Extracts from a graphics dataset
● ● ● ●
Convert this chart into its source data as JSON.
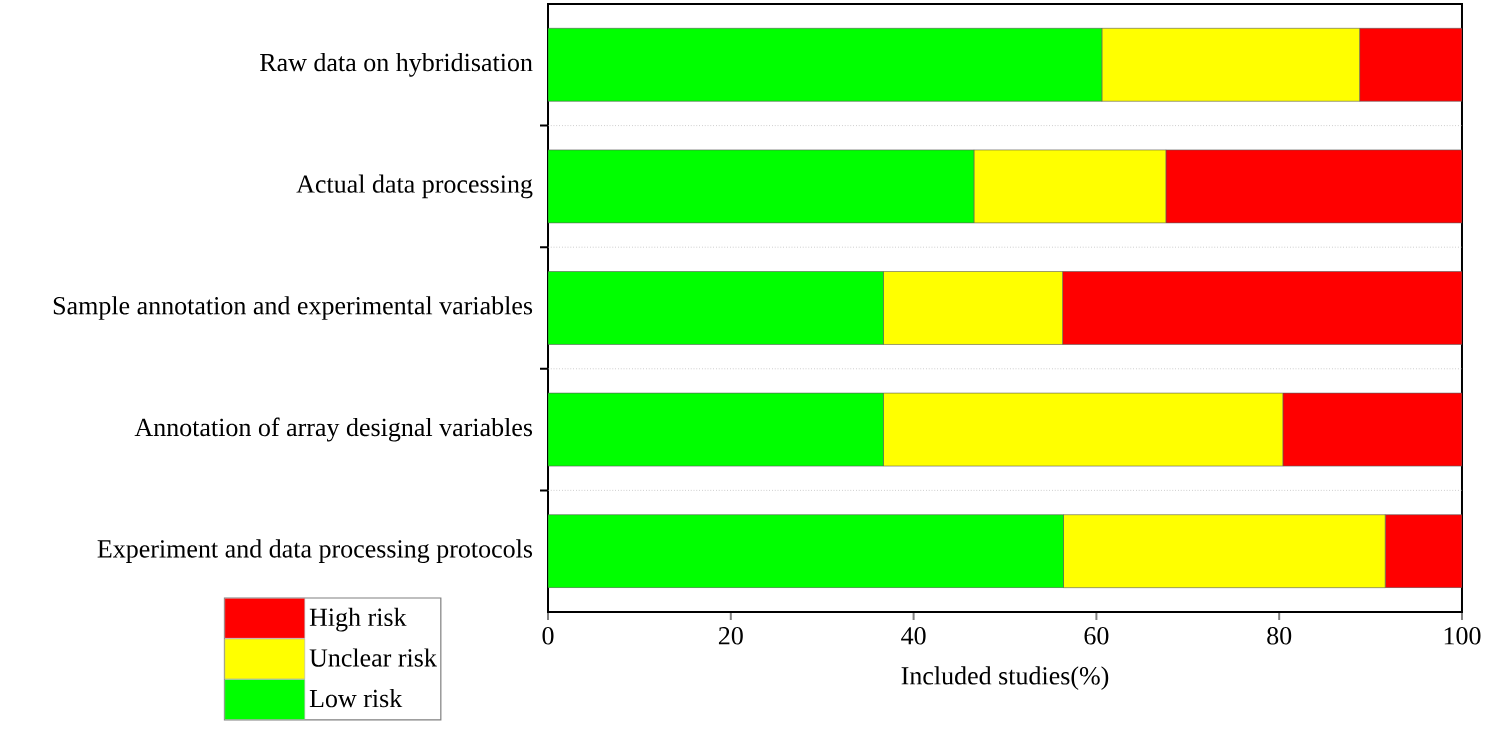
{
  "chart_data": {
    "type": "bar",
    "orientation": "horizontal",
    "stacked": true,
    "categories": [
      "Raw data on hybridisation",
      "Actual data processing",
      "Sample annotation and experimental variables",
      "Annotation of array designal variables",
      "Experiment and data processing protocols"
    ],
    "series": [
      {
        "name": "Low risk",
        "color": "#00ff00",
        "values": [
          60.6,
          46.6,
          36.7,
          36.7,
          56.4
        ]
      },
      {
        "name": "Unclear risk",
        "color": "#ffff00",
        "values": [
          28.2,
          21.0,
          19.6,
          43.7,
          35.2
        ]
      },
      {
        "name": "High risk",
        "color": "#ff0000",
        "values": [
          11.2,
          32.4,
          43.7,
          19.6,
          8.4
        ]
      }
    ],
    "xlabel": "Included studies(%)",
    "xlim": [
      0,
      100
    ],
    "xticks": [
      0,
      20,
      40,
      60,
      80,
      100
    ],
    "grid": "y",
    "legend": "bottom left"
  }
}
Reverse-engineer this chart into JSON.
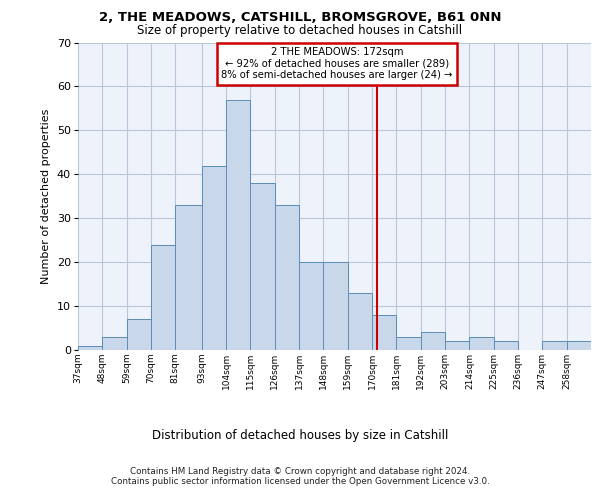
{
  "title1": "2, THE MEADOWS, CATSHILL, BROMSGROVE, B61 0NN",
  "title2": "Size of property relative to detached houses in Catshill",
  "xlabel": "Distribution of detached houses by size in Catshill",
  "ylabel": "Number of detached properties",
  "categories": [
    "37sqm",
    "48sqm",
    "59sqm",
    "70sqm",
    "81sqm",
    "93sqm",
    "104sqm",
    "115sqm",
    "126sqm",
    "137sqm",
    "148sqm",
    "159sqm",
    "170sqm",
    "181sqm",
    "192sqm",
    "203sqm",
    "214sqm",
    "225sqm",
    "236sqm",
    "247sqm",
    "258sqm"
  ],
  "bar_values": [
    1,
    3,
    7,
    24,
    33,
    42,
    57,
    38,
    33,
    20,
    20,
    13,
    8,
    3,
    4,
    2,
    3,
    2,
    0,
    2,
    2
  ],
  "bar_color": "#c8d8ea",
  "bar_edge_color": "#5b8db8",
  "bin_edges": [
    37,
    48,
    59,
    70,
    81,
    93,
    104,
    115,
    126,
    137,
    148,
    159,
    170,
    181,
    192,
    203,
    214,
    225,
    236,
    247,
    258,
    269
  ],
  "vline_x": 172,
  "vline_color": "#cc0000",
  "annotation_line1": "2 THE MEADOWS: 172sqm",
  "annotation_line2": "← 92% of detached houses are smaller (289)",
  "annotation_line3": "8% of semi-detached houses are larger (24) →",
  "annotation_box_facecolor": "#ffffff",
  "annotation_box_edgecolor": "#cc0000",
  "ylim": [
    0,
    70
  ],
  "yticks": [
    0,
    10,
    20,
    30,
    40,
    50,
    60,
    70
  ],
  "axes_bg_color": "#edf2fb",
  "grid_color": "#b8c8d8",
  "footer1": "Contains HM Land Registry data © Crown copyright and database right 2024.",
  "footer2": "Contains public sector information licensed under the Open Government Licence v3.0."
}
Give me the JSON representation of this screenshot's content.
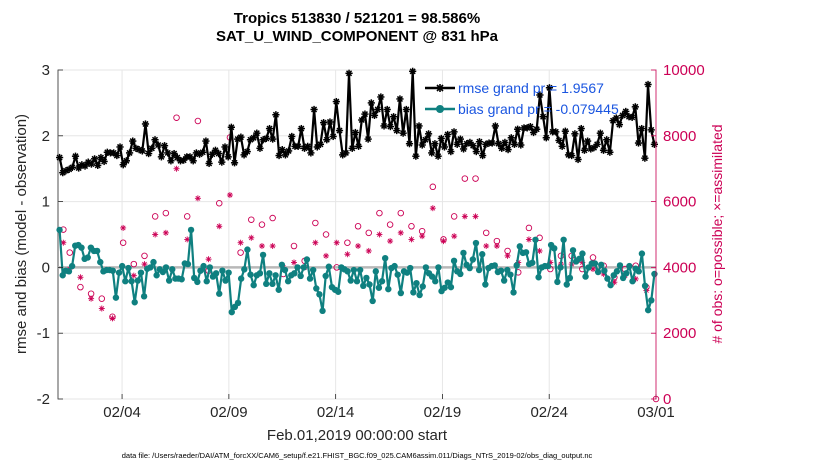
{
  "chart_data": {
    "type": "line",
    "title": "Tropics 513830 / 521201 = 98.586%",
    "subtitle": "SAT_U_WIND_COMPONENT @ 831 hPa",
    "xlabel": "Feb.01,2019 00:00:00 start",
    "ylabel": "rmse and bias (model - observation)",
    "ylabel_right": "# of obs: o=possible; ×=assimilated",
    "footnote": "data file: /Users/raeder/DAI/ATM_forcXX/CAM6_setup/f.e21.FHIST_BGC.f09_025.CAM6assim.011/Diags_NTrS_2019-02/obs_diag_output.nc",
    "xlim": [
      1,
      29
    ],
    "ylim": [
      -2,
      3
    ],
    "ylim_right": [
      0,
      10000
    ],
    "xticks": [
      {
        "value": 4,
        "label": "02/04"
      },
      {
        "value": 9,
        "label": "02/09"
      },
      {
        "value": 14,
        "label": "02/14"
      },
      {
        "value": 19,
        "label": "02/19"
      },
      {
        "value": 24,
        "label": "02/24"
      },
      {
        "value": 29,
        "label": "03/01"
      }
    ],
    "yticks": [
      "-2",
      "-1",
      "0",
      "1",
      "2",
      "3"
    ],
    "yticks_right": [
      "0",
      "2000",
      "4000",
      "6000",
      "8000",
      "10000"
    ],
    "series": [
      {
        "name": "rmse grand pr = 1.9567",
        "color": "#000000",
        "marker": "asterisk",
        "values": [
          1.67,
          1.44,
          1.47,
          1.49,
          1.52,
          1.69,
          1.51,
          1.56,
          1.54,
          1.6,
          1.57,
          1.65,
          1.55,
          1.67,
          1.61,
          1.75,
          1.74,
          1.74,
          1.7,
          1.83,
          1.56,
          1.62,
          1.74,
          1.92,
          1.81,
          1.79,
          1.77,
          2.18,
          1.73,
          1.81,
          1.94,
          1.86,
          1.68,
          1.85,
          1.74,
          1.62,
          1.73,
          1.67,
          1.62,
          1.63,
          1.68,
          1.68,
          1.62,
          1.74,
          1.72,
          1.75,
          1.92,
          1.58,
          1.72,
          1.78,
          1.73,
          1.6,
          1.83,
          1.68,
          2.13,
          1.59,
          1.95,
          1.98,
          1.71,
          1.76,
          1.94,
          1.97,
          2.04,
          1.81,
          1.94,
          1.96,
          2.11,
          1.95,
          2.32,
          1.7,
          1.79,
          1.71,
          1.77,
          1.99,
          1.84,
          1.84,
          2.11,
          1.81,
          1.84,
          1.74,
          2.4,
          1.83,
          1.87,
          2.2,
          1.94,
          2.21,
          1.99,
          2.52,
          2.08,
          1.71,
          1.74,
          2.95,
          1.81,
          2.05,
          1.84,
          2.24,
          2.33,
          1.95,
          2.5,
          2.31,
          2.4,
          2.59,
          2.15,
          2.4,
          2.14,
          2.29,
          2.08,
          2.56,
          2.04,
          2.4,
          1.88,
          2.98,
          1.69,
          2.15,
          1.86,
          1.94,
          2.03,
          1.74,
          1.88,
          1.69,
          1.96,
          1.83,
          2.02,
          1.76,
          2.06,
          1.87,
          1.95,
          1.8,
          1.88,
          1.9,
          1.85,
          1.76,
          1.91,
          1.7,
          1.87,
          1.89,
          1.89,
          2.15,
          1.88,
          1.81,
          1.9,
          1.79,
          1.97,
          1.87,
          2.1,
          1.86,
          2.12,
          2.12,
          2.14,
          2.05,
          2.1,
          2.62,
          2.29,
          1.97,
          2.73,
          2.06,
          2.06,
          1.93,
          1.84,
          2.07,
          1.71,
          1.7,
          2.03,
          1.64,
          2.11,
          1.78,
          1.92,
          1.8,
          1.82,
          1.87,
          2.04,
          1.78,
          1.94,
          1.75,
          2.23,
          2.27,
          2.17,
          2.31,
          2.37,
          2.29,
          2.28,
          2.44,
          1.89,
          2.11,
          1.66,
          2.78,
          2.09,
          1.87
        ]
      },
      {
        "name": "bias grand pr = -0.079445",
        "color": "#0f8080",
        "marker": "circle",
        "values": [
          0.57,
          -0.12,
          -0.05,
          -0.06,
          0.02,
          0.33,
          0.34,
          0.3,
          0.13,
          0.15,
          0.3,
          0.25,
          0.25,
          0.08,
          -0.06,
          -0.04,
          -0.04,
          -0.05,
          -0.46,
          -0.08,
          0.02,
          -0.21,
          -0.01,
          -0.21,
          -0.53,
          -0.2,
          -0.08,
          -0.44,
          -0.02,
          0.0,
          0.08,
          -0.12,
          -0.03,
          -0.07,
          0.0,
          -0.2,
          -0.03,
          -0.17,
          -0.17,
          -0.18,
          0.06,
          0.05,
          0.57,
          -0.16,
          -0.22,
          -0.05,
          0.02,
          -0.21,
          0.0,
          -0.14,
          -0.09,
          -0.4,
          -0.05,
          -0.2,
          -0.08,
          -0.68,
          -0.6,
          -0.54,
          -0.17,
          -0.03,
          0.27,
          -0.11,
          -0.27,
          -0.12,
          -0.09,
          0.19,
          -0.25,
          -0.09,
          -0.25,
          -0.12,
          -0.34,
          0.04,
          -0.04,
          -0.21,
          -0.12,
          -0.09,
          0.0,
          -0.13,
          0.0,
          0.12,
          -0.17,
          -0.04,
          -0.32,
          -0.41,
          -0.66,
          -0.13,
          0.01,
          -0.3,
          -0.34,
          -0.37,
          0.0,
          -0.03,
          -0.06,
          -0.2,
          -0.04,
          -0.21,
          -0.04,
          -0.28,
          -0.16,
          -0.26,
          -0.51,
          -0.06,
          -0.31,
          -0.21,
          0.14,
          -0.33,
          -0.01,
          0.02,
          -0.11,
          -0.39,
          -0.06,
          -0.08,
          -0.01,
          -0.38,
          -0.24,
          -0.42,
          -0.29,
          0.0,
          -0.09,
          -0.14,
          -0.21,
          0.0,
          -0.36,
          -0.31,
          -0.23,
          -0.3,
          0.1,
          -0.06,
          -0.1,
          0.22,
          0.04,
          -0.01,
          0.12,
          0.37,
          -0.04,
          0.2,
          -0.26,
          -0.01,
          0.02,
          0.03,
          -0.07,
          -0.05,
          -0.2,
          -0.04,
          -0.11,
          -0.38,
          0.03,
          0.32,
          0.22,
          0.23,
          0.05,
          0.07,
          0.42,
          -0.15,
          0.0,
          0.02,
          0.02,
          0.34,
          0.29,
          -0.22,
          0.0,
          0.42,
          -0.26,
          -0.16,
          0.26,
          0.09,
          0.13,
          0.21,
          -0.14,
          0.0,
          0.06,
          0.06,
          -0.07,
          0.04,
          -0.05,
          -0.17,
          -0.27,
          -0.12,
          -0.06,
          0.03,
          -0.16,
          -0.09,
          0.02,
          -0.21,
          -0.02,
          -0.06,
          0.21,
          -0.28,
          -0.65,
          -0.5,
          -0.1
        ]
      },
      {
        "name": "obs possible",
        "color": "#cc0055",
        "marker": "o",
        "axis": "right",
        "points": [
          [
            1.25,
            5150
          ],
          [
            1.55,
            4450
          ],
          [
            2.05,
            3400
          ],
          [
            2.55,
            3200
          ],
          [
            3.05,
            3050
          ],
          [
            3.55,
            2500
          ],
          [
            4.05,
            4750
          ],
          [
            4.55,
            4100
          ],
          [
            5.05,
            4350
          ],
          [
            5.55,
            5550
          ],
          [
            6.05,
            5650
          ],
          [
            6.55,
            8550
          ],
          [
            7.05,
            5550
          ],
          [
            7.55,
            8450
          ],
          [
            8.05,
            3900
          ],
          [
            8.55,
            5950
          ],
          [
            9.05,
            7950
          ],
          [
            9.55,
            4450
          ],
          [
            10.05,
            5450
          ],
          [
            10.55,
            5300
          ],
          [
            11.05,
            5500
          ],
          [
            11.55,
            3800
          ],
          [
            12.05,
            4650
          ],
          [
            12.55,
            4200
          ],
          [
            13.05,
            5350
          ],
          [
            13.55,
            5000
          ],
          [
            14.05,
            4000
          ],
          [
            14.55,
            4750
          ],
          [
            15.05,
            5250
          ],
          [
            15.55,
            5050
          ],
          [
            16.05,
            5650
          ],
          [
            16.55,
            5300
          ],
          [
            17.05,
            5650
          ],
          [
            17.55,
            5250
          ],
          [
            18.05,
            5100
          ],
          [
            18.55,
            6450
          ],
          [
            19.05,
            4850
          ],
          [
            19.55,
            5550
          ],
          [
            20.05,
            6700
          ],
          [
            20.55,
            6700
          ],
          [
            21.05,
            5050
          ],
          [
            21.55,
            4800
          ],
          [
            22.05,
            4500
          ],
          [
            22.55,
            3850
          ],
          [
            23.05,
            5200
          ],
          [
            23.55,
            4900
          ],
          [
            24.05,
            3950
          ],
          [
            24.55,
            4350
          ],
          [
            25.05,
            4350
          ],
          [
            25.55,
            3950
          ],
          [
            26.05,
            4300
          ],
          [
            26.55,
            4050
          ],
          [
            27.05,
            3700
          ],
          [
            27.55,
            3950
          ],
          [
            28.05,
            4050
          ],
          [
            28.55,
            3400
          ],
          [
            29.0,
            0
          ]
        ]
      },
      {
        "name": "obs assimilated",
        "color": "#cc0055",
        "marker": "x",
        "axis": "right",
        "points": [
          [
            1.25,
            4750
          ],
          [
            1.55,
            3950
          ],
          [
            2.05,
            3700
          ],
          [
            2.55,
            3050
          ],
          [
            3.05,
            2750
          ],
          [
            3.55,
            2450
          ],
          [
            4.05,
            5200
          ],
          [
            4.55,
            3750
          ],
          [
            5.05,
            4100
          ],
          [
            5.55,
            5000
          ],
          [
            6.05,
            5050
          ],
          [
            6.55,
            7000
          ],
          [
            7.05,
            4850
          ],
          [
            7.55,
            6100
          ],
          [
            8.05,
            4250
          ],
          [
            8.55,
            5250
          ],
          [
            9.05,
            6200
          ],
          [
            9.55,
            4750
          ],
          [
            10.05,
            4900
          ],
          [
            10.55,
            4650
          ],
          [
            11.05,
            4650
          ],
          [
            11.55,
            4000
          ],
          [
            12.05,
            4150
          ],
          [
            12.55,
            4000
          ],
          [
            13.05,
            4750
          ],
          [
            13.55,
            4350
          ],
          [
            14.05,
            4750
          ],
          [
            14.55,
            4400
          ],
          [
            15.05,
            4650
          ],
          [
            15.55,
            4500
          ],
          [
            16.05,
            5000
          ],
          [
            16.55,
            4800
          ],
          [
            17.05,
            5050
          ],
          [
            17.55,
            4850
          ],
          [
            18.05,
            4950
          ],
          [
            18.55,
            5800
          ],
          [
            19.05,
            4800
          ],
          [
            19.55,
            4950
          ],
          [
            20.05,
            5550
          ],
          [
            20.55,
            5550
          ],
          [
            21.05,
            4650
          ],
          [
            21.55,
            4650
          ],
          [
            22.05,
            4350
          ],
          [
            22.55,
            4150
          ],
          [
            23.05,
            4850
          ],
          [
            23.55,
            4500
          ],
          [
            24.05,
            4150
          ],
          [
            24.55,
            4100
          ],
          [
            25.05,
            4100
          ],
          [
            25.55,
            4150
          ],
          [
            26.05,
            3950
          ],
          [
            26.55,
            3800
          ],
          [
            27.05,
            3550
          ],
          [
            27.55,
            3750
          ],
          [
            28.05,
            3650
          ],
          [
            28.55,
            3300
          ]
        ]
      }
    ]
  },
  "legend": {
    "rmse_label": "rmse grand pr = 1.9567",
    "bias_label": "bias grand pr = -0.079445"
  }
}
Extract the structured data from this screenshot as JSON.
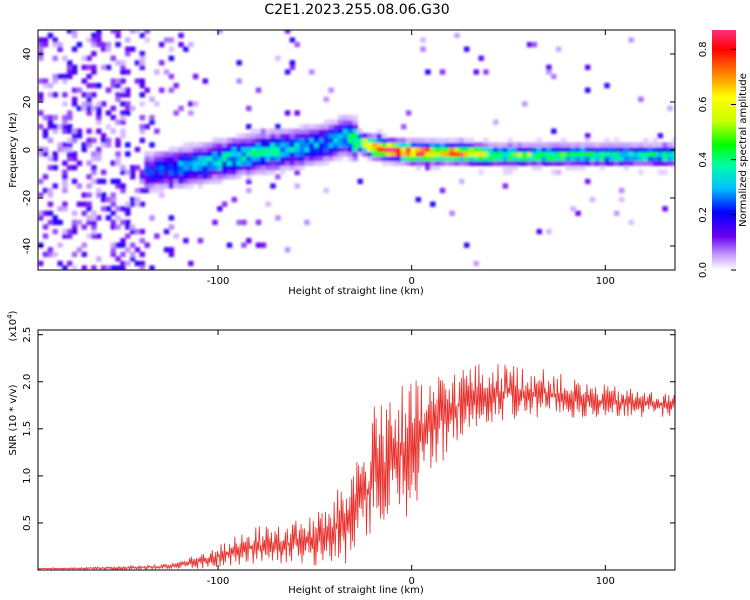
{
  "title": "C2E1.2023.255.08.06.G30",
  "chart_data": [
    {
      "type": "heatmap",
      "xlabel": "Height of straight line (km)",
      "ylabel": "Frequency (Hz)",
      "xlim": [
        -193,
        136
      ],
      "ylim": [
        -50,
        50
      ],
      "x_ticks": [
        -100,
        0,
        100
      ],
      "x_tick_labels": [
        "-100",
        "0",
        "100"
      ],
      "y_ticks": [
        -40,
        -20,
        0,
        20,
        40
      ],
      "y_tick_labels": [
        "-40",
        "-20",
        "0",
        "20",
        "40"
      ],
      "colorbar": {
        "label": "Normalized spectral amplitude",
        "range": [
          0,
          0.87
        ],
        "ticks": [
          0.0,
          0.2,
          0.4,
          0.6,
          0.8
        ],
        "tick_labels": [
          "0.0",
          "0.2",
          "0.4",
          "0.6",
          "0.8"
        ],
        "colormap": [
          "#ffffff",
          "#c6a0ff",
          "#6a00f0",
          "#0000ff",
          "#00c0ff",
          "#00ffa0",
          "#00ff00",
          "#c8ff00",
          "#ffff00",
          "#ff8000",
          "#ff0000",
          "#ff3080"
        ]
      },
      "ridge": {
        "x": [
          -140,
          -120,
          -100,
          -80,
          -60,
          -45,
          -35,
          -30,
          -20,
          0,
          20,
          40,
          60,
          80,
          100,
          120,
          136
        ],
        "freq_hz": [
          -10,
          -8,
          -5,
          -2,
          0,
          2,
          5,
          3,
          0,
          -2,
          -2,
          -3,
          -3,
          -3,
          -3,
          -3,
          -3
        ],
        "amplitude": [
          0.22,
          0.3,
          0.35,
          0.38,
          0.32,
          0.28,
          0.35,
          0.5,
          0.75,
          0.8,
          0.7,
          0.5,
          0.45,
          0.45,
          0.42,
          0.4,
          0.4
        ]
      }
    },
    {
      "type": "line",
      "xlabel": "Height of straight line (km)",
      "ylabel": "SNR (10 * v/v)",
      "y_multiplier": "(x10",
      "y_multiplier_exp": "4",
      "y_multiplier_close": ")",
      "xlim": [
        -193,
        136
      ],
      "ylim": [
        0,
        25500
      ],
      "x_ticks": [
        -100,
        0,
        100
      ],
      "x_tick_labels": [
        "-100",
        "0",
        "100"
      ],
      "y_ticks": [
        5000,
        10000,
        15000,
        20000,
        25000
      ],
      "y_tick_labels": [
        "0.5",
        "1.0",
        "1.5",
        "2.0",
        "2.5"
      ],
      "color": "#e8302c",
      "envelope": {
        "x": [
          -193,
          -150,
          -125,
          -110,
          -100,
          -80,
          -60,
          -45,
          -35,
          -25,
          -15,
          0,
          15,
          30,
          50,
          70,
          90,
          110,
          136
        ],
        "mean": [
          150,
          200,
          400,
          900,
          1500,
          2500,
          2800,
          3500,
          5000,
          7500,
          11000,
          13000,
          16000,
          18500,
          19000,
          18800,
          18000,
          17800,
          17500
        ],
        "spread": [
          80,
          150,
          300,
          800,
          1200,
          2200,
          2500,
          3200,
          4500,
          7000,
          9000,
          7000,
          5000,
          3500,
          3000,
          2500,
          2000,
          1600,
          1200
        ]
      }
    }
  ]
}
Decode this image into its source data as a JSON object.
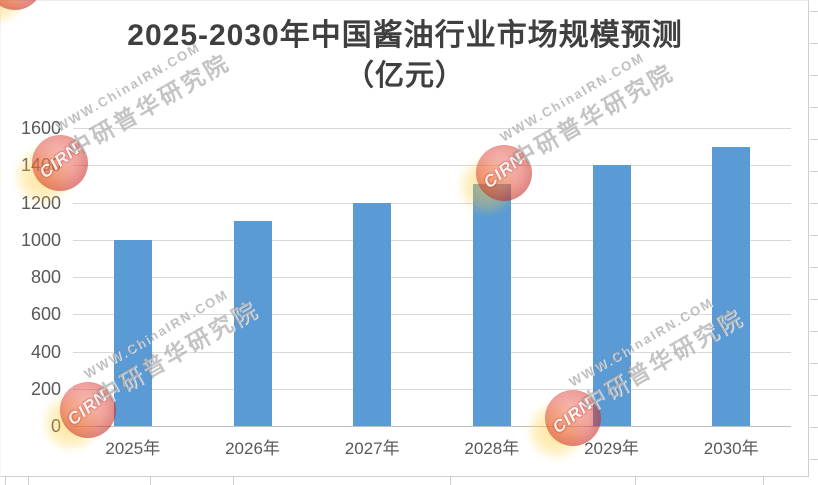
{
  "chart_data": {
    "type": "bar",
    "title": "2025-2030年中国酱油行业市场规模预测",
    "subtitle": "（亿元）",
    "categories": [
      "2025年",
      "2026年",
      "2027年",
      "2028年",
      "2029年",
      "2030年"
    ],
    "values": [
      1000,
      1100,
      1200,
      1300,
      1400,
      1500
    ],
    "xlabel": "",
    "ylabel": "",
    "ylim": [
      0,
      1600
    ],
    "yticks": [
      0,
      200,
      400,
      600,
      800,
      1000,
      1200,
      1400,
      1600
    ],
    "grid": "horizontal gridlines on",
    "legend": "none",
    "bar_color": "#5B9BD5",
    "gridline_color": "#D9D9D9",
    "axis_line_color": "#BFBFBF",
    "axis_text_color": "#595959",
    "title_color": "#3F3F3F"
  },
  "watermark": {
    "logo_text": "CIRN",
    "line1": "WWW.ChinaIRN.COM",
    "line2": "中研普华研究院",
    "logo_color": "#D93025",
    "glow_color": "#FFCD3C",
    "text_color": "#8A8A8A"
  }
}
● ● ● ●
## [Exercise prompt]
Reply with the number of lines in the material above that contain "processing", and nothing more.

## [Completed task]
2